> _The data_
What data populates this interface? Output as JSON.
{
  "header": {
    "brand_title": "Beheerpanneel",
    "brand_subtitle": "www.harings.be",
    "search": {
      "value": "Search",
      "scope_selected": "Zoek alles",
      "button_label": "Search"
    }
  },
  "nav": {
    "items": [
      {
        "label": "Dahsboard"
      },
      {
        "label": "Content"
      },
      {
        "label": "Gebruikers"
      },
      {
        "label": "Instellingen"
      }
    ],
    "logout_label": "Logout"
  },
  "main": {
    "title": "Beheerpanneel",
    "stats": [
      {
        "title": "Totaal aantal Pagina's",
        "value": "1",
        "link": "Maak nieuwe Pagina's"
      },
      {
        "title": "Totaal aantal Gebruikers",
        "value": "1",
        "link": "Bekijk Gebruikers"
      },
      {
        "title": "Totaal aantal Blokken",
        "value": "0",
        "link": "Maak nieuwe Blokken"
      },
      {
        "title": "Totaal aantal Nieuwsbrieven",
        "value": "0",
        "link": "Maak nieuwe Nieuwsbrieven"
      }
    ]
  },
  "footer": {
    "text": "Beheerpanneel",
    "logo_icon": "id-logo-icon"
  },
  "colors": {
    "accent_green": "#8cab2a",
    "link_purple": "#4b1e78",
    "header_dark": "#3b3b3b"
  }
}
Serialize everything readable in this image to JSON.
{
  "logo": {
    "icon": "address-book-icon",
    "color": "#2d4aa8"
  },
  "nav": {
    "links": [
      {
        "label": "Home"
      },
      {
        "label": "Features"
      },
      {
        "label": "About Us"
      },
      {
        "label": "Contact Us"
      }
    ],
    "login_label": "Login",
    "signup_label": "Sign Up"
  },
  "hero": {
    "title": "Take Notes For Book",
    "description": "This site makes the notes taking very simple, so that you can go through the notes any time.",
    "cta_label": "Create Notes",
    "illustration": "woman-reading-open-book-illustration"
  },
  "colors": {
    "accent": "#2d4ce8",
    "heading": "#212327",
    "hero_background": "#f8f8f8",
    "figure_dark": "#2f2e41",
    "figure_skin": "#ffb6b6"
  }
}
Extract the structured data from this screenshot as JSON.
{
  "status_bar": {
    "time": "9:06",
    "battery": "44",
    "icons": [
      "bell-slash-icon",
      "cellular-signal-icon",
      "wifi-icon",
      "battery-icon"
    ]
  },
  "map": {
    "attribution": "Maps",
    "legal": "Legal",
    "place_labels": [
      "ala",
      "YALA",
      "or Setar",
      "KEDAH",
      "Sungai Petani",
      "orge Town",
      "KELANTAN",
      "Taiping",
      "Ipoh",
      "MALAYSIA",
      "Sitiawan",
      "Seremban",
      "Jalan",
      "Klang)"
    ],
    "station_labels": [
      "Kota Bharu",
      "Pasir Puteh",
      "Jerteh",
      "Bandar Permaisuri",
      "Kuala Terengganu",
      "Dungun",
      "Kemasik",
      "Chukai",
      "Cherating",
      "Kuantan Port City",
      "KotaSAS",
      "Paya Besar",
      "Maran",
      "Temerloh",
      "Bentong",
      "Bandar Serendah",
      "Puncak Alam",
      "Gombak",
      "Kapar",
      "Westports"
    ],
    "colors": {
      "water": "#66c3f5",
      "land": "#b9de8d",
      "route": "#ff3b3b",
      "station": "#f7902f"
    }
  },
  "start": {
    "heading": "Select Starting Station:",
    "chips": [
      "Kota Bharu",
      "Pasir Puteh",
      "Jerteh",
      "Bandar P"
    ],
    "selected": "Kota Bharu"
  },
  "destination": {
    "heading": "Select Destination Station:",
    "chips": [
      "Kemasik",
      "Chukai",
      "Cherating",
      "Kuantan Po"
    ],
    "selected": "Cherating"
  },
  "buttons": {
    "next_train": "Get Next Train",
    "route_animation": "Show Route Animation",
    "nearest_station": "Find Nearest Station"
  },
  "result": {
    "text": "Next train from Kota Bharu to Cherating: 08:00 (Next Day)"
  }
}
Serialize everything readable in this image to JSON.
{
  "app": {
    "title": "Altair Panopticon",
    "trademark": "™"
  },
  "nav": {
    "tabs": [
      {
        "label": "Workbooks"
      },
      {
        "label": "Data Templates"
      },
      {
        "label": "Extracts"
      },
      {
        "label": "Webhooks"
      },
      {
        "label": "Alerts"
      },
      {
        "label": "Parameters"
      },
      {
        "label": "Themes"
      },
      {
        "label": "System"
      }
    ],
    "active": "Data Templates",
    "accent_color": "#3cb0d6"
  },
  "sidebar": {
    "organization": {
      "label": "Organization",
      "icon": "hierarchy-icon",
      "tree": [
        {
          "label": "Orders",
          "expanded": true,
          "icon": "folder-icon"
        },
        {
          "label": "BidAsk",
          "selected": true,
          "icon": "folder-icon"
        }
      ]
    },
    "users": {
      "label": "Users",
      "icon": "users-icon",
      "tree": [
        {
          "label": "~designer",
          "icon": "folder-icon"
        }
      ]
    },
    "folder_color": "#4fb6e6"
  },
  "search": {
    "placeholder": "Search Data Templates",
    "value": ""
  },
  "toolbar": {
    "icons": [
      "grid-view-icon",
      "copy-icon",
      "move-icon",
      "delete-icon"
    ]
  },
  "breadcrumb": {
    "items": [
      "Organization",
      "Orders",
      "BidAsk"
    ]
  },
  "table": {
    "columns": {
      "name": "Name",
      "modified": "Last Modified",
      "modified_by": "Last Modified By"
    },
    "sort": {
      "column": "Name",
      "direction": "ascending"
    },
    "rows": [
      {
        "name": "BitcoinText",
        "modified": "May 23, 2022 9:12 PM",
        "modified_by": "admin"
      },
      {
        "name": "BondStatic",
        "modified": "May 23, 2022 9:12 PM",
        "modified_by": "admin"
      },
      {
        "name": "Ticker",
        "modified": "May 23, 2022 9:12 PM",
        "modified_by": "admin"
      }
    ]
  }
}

> _Request_
Above are the records; retype every one exactly.

> _Finished answer_
What data populates this interface? Output as JSON.
{
  "header": {
    "brand_title": "Beheerpanneel",
    "brand_subtitle": "www.harings.be",
    "search": {
      "value": "Search",
      "scope_selected": "Zoek alles",
      "button_label": "Search"
    }
  },
  "nav": {
    "items": [
      {
        "label": "Dahsboard"
      },
      {
        "label": "Content"
      },
      {
        "label": "Gebruikers"
      },
      {
        "label": "Instellingen"
      }
    ],
    "logout_label": "Logout"
  },
  "main": {
    "title": "Beheerpanneel",
    "stats": [
      {
        "title": "Totaal aantal Pagina's",
        "value": "1",
        "link": "Maak nieuwe Pagina's"
      },
      {
        "title": "Totaal aantal Gebruikers",
        "value": "1",
        "link": "Bekijk Gebruikers"
      },
      {
        "title": "Totaal aantal Blokken",
        "value": "0",
        "link": "Maak nieuwe Blokken"
      },
      {
        "title": "Totaal aantal Nieuwsbrieven",
        "value": "0",
        "link": "Maak nieuwe Nieuwsbrieven"
      }
    ]
  },
  "footer": {
    "text": "Beheerpanneel",
    "logo_icon": "id-logo-icon"
  },
  "colors": {
    "accent_green": "#8cab2a",
    "link_purple": "#4b1e78",
    "header_dark": "#3b3b3b"
  }
}
Serialize everything readable in this image to JSON.
{
  "logo": {
    "icon": "address-book-icon",
    "color": "#2d4aa8"
  },
  "nav": {
    "links": [
      {
        "label": "Home"
      },
      {
        "label": "Features"
      },
      {
        "label": "About Us"
      },
      {
        "label": "Contact Us"
      }
    ],
    "login_label": "Login",
    "signup_label": "Sign Up"
  },
  "hero": {
    "title": "Take Notes For Book",
    "description": "This site makes the notes taking very simple, so that you can go through the notes any time.",
    "cta_label": "Create Notes",
    "illustration": "woman-reading-open-book-illustration"
  },
  "colors": {
    "accent": "#2d4ce8",
    "heading": "#212327",
    "hero_background": "#f8f8f8",
    "figure_dark": "#2f2e41",
    "figure_skin": "#ffb6b6"
  }
}
Extract the structured data from this screenshot as JSON.
{
  "status_bar": {
    "time": "9:06",
    "battery": "44",
    "icons": [
      "bell-slash-icon",
      "cellular-signal-icon",
      "wifi-icon",
      "battery-icon"
    ]
  },
  "map": {
    "attribution": "Maps",
    "legal": "Legal",
    "place_labels": [
      "ala",
      "YALA",
      "or Setar",
      "KEDAH",
      "Sungai Petani",
      "orge Town",
      "KELANTAN",
      "Taiping",
      "Ipoh",
      "MALAYSIA",
      "Sitiawan",
      "Seremban",
      "Jalan",
      "Klang)"
    ],
    "station_labels": [
      "Kota Bharu",
      "Pasir Puteh",
      "Jerteh",
      "Bandar Permaisuri",
      "Kuala Terengganu",
      "Dungun",
      "Kemasik",
      "Chukai",
      "Cherating",
      "Kuantan Port City",
      "KotaSAS",
      "Paya Besar",
      "Maran",
      "Temerloh",
      "Bentong",
      "Bandar Serendah",
      "Puncak Alam",
      "Gombak",
      "Kapar",
      "Westports"
    ],
    "colors": {
      "water": "#66c3f5",
      "land": "#b9de8d",
      "route": "#ff3b3b",
      "station": "#f7902f"
    }
  },
  "start": {
    "heading": "Select Starting Station:",
    "chips": [
      "Kota Bharu",
      "Pasir Puteh",
      "Jerteh",
      "Bandar P"
    ],
    "selected": "Kota Bharu"
  },
  "destination": {
    "heading": "Select Destination Station:",
    "chips": [
      "Kemasik",
      "Chukai",
      "Cherating",
      "Kuantan Po"
    ],
    "selected": "Cherating"
  },
  "buttons": {
    "next_train": "Get Next Train",
    "route_animation": "Show Route Animation",
    "nearest_station": "Find Nearest Station"
  },
  "result": {
    "text": "Next train from Kota Bharu to Cherating: 08:00 (Next Day)"
  }
}
Serialize everything readable in this image to JSON.
{
  "app": {
    "title": "Altair Panopticon",
    "trademark": "™"
  },
  "nav": {
    "tabs": [
      {
        "label": "Workbooks"
      },
      {
        "label": "Data Templates"
      },
      {
        "label": "Extracts"
      },
      {
        "label": "Webhooks"
      },
      {
        "label": "Alerts"
      },
      {
        "label": "Parameters"
      },
      {
        "label": "Themes"
      },
      {
        "label": "System"
      }
    ],
    "active": "Data Templates",
    "accent_color": "#3cb0d6"
  },
  "sidebar": {
    "organization": {
      "label": "Organization",
      "icon": "hierarchy-icon",
      "tree": [
        {
          "label": "Orders",
          "expanded": true,
          "icon": "folder-icon"
        },
        {
          "label": "BidAsk",
          "selected": true,
          "icon": "folder-icon"
        }
      ]
    },
    "users": {
      "label": "Users",
      "icon": "users-icon",
      "tree": [
        {
          "label": "~designer",
          "icon": "folder-icon"
        }
      ]
    },
    "folder_color": "#4fb6e6"
  },
  "search": {
    "placeholder": "Search Data Templates",
    "value": ""
  },
  "toolbar": {
    "icons": [
      "grid-view-icon",
      "copy-icon",
      "move-icon",
      "delete-icon"
    ]
  },
  "breadcrumb": {
    "items": [
      "Organization",
      "Orders",
      "BidAsk"
    ]
  },
  "table": {
    "columns": {
      "name": "Name",
      "modified": "Last Modified",
      "modified_by": "Last Modified By"
    },
    "sort": {
      "column": "Name",
      "direction": "ascending"
    },
    "rows": [
      {
        "name": "BitcoinText",
        "modified": "May 23, 2022 9:12 PM",
        "modified_by": "admin"
      },
      {
        "name": "BondStatic",
        "modified": "May 23, 2022 9:12 PM",
        "modified_by": "admin"
      },
      {
        "name": "Ticker",
        "modified": "May 23, 2022 9:12 PM",
        "modified_by": "admin"
      }
    ]
  }
}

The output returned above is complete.